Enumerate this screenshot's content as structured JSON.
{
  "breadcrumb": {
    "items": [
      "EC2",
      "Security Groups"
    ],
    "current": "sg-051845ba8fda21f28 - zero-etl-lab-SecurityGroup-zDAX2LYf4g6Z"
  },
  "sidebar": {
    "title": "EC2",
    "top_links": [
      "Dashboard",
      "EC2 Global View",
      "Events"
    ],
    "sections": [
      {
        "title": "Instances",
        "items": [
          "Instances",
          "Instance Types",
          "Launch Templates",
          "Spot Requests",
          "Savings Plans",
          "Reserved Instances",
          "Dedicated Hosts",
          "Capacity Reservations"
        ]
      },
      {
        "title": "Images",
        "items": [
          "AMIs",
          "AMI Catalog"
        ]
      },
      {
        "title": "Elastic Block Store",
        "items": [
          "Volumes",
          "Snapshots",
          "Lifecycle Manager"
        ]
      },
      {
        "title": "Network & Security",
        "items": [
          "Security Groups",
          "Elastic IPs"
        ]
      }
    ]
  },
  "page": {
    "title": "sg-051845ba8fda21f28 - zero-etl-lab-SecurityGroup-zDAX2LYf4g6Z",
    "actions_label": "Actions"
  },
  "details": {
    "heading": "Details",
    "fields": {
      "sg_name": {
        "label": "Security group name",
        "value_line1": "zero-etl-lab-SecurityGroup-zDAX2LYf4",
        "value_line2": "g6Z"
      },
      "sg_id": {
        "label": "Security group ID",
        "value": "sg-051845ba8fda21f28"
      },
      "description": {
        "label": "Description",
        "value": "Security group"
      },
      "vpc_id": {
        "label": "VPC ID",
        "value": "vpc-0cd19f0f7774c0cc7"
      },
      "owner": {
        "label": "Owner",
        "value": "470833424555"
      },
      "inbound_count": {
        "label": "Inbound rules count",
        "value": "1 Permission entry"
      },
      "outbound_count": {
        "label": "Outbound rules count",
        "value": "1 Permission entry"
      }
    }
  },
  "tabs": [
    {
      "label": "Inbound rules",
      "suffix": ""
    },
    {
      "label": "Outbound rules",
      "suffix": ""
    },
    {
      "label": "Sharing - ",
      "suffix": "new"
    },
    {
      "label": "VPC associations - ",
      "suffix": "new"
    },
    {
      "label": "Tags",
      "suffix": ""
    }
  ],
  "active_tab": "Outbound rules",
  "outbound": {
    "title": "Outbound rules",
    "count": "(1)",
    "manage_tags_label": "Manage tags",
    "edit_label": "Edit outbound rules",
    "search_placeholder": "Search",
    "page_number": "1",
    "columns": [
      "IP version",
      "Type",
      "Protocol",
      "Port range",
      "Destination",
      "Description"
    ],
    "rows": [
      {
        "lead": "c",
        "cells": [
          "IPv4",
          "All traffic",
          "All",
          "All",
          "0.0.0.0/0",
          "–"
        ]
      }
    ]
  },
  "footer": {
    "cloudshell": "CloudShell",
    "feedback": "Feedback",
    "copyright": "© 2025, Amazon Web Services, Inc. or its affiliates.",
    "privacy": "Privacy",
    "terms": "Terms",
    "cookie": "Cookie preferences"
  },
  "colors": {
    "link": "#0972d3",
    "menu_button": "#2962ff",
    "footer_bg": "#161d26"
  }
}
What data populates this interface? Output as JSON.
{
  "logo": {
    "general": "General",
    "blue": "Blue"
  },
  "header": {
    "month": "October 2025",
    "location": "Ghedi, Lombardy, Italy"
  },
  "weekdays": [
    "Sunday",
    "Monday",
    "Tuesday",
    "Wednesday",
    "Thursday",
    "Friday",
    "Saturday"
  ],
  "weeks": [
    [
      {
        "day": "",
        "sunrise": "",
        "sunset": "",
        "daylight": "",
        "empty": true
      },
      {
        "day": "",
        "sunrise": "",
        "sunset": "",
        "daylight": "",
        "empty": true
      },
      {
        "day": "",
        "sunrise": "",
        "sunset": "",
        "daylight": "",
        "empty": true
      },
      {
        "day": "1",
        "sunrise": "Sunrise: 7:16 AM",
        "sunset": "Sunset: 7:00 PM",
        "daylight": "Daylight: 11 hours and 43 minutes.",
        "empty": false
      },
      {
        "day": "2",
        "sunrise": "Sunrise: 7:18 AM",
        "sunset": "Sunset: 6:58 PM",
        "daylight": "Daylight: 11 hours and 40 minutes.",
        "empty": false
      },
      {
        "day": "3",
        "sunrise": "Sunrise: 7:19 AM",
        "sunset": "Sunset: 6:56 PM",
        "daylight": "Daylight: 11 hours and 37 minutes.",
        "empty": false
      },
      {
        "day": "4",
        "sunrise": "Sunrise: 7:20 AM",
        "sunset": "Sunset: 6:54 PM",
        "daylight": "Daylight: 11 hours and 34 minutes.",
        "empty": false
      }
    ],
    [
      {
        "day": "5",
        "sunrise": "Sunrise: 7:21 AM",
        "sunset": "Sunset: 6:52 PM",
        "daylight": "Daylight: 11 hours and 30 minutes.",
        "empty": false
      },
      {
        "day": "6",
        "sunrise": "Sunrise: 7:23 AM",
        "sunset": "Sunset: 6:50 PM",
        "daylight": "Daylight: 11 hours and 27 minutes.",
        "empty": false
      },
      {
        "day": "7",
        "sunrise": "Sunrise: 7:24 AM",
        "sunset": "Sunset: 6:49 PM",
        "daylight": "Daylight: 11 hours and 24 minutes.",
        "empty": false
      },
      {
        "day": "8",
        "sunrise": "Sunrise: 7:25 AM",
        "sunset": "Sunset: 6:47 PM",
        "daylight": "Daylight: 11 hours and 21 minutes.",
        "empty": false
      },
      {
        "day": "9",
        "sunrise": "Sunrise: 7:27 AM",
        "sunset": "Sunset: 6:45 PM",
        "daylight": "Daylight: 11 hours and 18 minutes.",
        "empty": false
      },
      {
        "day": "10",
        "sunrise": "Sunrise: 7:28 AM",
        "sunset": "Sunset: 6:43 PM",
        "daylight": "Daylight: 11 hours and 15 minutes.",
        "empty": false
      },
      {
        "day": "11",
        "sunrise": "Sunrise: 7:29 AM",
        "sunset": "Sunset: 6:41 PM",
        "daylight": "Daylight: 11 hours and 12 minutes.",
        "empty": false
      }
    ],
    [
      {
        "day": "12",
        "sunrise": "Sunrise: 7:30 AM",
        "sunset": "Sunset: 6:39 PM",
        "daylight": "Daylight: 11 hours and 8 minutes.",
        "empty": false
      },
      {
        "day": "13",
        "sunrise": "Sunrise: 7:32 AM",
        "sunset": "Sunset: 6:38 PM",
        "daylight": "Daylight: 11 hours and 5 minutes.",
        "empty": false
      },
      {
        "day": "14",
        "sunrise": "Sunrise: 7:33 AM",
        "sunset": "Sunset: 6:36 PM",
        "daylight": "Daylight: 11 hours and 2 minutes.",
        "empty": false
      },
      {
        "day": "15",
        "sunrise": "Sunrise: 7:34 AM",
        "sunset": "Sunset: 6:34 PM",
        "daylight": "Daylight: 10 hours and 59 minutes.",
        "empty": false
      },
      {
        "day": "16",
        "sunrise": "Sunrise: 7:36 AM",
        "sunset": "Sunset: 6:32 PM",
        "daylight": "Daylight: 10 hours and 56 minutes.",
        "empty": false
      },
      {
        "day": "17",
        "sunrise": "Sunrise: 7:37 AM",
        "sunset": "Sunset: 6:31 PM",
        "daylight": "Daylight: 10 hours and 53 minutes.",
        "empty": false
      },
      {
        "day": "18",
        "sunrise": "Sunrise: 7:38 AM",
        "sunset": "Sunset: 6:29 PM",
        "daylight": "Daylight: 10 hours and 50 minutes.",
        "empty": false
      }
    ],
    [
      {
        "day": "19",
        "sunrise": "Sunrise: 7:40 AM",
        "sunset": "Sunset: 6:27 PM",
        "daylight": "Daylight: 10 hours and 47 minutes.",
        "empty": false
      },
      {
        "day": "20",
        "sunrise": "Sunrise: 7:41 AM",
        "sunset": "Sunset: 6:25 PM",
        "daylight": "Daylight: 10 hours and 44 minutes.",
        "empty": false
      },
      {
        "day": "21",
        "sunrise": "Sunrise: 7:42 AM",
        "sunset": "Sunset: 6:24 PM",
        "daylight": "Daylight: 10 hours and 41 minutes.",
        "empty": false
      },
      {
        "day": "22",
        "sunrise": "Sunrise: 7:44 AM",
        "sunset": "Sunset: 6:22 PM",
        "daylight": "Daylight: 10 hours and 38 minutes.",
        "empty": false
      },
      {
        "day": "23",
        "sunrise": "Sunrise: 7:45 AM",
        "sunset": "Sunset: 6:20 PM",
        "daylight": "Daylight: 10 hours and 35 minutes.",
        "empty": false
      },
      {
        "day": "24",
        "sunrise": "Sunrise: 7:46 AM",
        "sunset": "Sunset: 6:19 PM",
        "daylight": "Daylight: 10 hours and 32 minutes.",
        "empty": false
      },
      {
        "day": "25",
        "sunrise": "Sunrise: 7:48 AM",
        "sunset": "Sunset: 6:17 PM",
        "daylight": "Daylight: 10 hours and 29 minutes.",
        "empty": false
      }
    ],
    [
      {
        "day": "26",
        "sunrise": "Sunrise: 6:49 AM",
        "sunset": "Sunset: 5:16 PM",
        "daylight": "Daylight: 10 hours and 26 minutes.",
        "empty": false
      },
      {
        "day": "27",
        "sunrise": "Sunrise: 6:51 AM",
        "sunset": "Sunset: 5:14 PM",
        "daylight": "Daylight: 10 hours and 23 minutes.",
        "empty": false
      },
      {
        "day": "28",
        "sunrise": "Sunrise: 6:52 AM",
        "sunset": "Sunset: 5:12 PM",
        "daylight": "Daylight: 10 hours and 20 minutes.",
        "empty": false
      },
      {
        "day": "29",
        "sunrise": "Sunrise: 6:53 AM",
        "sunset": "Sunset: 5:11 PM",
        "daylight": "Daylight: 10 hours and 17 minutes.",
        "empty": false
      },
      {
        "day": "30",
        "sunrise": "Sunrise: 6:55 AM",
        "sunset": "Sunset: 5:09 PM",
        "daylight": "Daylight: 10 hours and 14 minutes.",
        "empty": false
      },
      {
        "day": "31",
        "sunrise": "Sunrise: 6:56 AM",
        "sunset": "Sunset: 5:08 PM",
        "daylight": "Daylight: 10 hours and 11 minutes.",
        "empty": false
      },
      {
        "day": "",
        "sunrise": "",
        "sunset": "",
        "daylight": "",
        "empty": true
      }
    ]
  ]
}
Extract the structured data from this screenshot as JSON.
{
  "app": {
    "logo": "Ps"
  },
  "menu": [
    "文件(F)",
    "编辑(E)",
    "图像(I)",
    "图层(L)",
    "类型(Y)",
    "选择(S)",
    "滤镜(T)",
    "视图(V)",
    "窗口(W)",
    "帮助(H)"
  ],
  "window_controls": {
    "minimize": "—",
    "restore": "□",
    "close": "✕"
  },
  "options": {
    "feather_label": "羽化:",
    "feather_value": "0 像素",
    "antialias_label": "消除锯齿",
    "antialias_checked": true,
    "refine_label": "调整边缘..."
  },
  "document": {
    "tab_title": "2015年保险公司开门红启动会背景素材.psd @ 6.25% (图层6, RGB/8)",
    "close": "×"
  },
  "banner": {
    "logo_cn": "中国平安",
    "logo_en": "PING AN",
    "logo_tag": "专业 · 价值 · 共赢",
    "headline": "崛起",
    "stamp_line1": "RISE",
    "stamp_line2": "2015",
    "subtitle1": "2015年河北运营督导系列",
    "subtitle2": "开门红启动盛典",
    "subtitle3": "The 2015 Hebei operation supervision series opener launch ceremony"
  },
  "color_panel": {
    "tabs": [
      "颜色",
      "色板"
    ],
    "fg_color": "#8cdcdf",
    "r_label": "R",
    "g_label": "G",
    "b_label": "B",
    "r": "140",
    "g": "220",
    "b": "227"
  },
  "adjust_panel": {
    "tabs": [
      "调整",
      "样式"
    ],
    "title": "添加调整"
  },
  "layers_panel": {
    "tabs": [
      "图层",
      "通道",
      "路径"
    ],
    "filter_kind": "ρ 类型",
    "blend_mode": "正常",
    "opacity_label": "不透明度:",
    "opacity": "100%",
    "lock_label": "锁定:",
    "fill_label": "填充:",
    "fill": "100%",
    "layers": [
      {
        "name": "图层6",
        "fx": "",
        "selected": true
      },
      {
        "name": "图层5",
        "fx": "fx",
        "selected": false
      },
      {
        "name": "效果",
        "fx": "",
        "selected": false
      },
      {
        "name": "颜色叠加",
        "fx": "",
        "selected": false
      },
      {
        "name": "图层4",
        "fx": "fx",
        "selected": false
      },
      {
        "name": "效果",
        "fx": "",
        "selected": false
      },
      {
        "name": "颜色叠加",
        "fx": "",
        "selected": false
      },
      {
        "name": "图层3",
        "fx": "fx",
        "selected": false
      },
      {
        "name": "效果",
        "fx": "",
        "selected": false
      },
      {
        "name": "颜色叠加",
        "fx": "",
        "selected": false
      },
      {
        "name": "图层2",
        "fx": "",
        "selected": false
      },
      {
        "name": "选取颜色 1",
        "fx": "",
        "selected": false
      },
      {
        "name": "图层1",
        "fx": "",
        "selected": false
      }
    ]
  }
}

▬▬▬▬▬▬▬▬▬▬

*Directive*: Copy each line containing the word "screenshot" from the data.

*Task result*:
Enumerate this screenshot's content as structured JSON.
Extract the structured data from this screenshot as JSON.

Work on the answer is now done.